• _Data section_
# # # # # # #

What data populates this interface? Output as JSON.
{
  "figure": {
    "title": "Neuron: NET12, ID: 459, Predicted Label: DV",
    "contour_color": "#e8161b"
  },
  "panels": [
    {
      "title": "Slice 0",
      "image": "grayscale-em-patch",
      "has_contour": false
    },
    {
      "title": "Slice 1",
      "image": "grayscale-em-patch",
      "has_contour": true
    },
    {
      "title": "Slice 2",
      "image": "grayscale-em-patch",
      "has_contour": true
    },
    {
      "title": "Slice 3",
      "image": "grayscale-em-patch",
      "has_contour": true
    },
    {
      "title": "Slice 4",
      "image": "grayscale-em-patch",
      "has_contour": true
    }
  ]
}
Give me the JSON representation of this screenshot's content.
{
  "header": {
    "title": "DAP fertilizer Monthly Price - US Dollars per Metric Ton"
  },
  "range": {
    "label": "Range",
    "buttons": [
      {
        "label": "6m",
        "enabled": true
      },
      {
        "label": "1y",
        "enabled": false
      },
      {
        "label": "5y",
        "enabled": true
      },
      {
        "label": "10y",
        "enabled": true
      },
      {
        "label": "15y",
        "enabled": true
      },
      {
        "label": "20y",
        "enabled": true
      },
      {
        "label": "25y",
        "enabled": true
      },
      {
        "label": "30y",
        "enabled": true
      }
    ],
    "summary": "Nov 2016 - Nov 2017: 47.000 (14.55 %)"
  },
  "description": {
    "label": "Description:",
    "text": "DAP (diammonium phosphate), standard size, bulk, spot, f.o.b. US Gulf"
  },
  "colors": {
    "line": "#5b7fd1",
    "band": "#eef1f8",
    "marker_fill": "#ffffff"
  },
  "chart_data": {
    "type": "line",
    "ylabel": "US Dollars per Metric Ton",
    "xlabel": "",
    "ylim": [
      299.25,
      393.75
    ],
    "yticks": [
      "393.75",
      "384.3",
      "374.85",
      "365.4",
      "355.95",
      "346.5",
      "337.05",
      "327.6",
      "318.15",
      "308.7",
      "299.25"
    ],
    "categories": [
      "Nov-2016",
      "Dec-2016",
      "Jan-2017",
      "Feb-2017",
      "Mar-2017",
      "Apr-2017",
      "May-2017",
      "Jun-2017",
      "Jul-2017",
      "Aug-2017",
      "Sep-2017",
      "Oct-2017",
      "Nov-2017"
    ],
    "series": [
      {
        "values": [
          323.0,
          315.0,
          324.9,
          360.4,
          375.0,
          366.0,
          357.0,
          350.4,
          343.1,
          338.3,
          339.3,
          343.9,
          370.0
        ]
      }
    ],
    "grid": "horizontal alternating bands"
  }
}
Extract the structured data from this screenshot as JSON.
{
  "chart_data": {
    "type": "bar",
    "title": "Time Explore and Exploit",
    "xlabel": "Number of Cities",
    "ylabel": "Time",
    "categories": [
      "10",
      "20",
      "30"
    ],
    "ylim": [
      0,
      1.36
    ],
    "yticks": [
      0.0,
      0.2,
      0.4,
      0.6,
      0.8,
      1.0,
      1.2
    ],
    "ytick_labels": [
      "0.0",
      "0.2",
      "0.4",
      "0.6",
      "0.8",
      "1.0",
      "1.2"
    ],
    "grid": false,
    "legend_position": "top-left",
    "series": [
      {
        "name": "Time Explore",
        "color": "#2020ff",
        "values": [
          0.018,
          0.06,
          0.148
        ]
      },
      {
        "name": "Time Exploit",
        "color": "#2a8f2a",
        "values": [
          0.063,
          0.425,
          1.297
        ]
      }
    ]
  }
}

# # # # # # #

• _What the task requires_
Copy out the whole listing exactly; please set it all down.

• _Answer to this exercise_
What data populates this interface? Output as JSON.
{
  "figure": {
    "title": "Neuron: NET12, ID: 459, Predicted Label: DV",
    "contour_color": "#e8161b"
  },
  "panels": [
    {
      "title": "Slice 0",
      "image": "grayscale-em-patch",
      "has_contour": false
    },
    {
      "title": "Slice 1",
      "image": "grayscale-em-patch",
      "has_contour": true
    },
    {
      "title": "Slice 2",
      "image": "grayscale-em-patch",
      "has_contour": true
    },
    {
      "title": "Slice 3",
      "image": "grayscale-em-patch",
      "has_contour": true
    },
    {
      "title": "Slice 4",
      "image": "grayscale-em-patch",
      "has_contour": true
    }
  ]
}
Give me the JSON representation of this screenshot's content.
{
  "header": {
    "title": "DAP fertilizer Monthly Price - US Dollars per Metric Ton"
  },
  "range": {
    "label": "Range",
    "buttons": [
      {
        "label": "6m",
        "enabled": true
      },
      {
        "label": "1y",
        "enabled": false
      },
      {
        "label": "5y",
        "enabled": true
      },
      {
        "label": "10y",
        "enabled": true
      },
      {
        "label": "15y",
        "enabled": true
      },
      {
        "label": "20y",
        "enabled": true
      },
      {
        "label": "25y",
        "enabled": true
      },
      {
        "label": "30y",
        "enabled": true
      }
    ],
    "summary": "Nov 2016 - Nov 2017: 47.000 (14.55 %)"
  },
  "description": {
    "label": "Description:",
    "text": "DAP (diammonium phosphate), standard size, bulk, spot, f.o.b. US Gulf"
  },
  "colors": {
    "line": "#5b7fd1",
    "band": "#eef1f8",
    "marker_fill": "#ffffff"
  },
  "chart_data": {
    "type": "line",
    "ylabel": "US Dollars per Metric Ton",
    "xlabel": "",
    "ylim": [
      299.25,
      393.75
    ],
    "yticks": [
      "393.75",
      "384.3",
      "374.85",
      "365.4",
      "355.95",
      "346.5",
      "337.05",
      "327.6",
      "318.15",
      "308.7",
      "299.25"
    ],
    "categories": [
      "Nov-2016",
      "Dec-2016",
      "Jan-2017",
      "Feb-2017",
      "Mar-2017",
      "Apr-2017",
      "May-2017",
      "Jun-2017",
      "Jul-2017",
      "Aug-2017",
      "Sep-2017",
      "Oct-2017",
      "Nov-2017"
    ],
    "series": [
      {
        "values": [
          323.0,
          315.0,
          324.9,
          360.4,
          375.0,
          366.0,
          357.0,
          350.4,
          343.1,
          338.3,
          339.3,
          343.9,
          370.0
        ]
      }
    ],
    "grid": "horizontal alternating bands"
  }
}
Extract the structured data from this screenshot as JSON.
{
  "chart_data": {
    "type": "bar",
    "title": "Time Explore and Exploit",
    "xlabel": "Number of Cities",
    "ylabel": "Time",
    "categories": [
      "10",
      "20",
      "30"
    ],
    "ylim": [
      0,
      1.36
    ],
    "yticks": [
      0.0,
      0.2,
      0.4,
      0.6,
      0.8,
      1.0,
      1.2
    ],
    "ytick_labels": [
      "0.0",
      "0.2",
      "0.4",
      "0.6",
      "0.8",
      "1.0",
      "1.2"
    ],
    "grid": false,
    "legend_position": "top-left",
    "series": [
      {
        "name": "Time Explore",
        "color": "#2020ff",
        "values": [
          0.018,
          0.06,
          0.148
        ]
      },
      {
        "name": "Time Exploit",
        "color": "#2a8f2a",
        "values": [
          0.063,
          0.425,
          1.297
        ]
      }
    ]
  }
}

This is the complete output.